---------- Provided records ----------

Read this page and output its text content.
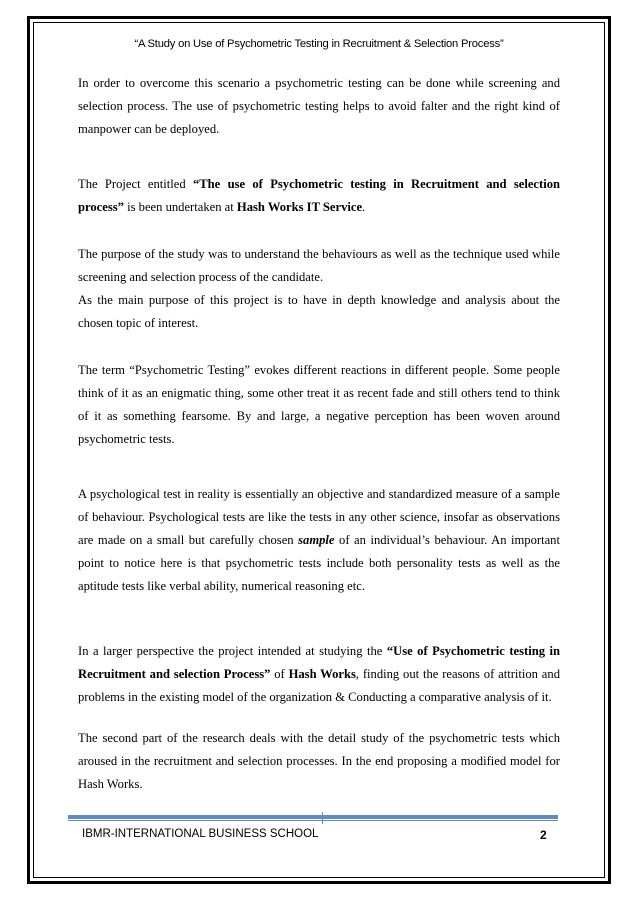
“A Study on Use of Psychometric Testing in Recruitment & Selection Process”

In order to overcome this scenario a psychometric testing can be done while screening and selection process. The use of psychometric testing helps to avoid falter and the right kind of manpower can be deployed.

The Project entitled “The use of Psychometric testing in Recruitment and selection process” is been undertaken at Hash Works IT Service.

The purpose of the study was to understand the behaviours as well as the technique used while screening and selection process of the candidate.

As the main purpose of this project is to have in depth knowledge and analysis about the chosen topic of interest.

The term “Psychometric Testing” evokes different reactions in different people. Some people think of it as an enigmatic thing, some other treat it as recent fade and still others tend to think of it as something fearsome. By and large, a negative perception has been woven around psychometric tests.

A psychological test in reality is essentially an objective and standardized measure of a sample of behaviour. Psychological tests are like the tests in any other science, insofar as observations are made on a small but carefully chosen sample of an individual’s behaviour. An important point to notice here is that psychometric tests include both personality tests as well as the aptitude tests like verbal ability, numerical reasoning etc.

In a larger perspective the project intended at studying the “Use of Psychometric testing in Recruitment and selection Process” of Hash Works, finding out the reasons of attrition and problems in the existing model of the organization & Conducting a comparative analysis of it.

The second part of the research deals with the detail study of the psychometric tests which aroused in the recruitment and selection processes. In the end proposing a modified model for Hash Works.

IBMR-INTERNATIONAL BUSINESS SCHOOL	2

----------

Lines containing the word "analysis" must all be returned from the material above.

As the main purpose of this project is to have in depth knowledge and analysis about the chosen topic of interest.
In a larger perspective the project intended at studying the “Use of Psychometric testing in Recruitment and selection Process” of Hash Works, finding out the reasons of attrition and problems in the existing model of the organization & Conducting a comparative analysis of it.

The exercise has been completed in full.